## EXERCISE TASK:
Return all entries word for word, but drop any images.

## RECORDS SUPPLIED:
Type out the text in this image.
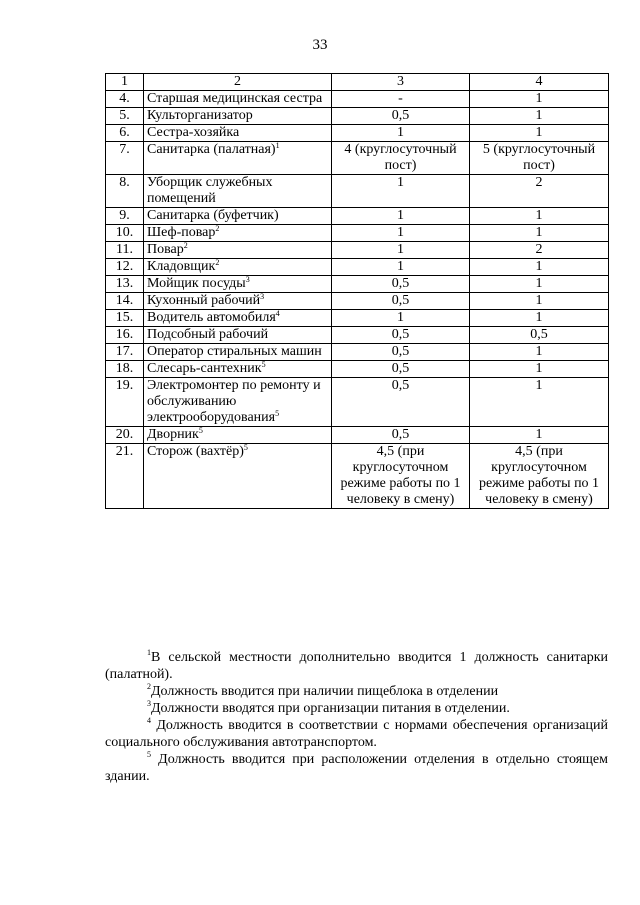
33
1	2	3	4
4.	Старшая медицинская сестра	-	1
5.	Культорганизатор	0,5	1
6.	Сестра-хозяйка	1	1
7.	Санитарка (палатная)$^1$	4 (круглосуточный пост)	5 (круглосуточный пост)
8.	Уборщик служебных помещений	1	2
9.	Санитарка (буфетчик)	1	1
10.	Шеф-повар$^2$	1	1
11.	Повар$^2$	1	2
12.	Кладовщик$^2$	1	1
13.	Мойщик посуды$^3$	0,5	1
14.	Кухонный рабочий$^3$	0,5	1
15.	Водитель автомобиля$^4$	1	1
16.	Подсобный рабочий	0,5	0,5
17.	Оператор стиральных машин	0,5	1
18.	Слесарь-сантехник$^5$	0,5	1
19.	Электромонтер по ремонту и обслуживанию электрооборудования$^5$	0,5	1
20.	Дворник$^5$	0,5	1
21.	Сторож (вахтёр)$^5$	4,5 (при круглосуточном режиме работы по 1 человеку в смену)	4,5 (при круглосуточном режиме работы по 1 человеку в смену)

$^1$В сельской местности дополнительно вводится 1 должность санитарки (палатной).

$^2$Должность вводится при наличии пищеблока в отделении

$^3$Должности вводятся при организации питания в отделении.

$^4$ Должность вводится в соответствии с нормами обеспечения организаций социального обслуживания автотранспортом.

$^5$ Должность вводится при расположении отделения в отдельно стоящем здании.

## FULL ANSWER:
Type out the text in this image.
33
1	2	3	4
4.	Старшая медицинская сестра	-	1
5.	Культорганизатор	0,5	1
6.	Сестра-хозяйка	1	1
7.	Санитарка (палатная)$^1$	4 (круглосуточный пост)	5 (круглосуточный пост)
8.	Уборщик служебных помещений	1	2
9.	Санитарка (буфетчик)	1	1
10.	Шеф-повар$^2$	1	1
11.	Повар$^2$	1	2
12.	Кладовщик$^2$	1	1
13.	Мойщик посуды$^3$	0,5	1
14.	Кухонный рабочий$^3$	0,5	1
15.	Водитель автомобиля$^4$	1	1
16.	Подсобный рабочий	0,5	0,5
17.	Оператор стиральных машин	0,5	1
18.	Слесарь-сантехник$^5$	0,5	1
19.	Электромонтер по ремонту и обслуживанию электрооборудования$^5$	0,5	1
20.	Дворник$^5$	0,5	1
21.	Сторож (вахтёр)$^5$	4,5 (при круглосуточном режиме работы по 1 человеку в смену)	4,5 (при круглосуточном режиме работы по 1 человеку в смену)

$^1$В сельской местности дополнительно вводится 1 должность санитарки (палатной).

$^2$Должность вводится при наличии пищеблока в отделении

$^3$Должности вводятся при организации питания в отделении.

$^4$ Должность вводится в соответствии с нормами обеспечения организаций социального обслуживания автотранспортом.

$^5$ Должность вводится при расположении отделения в отдельно стоящем здании.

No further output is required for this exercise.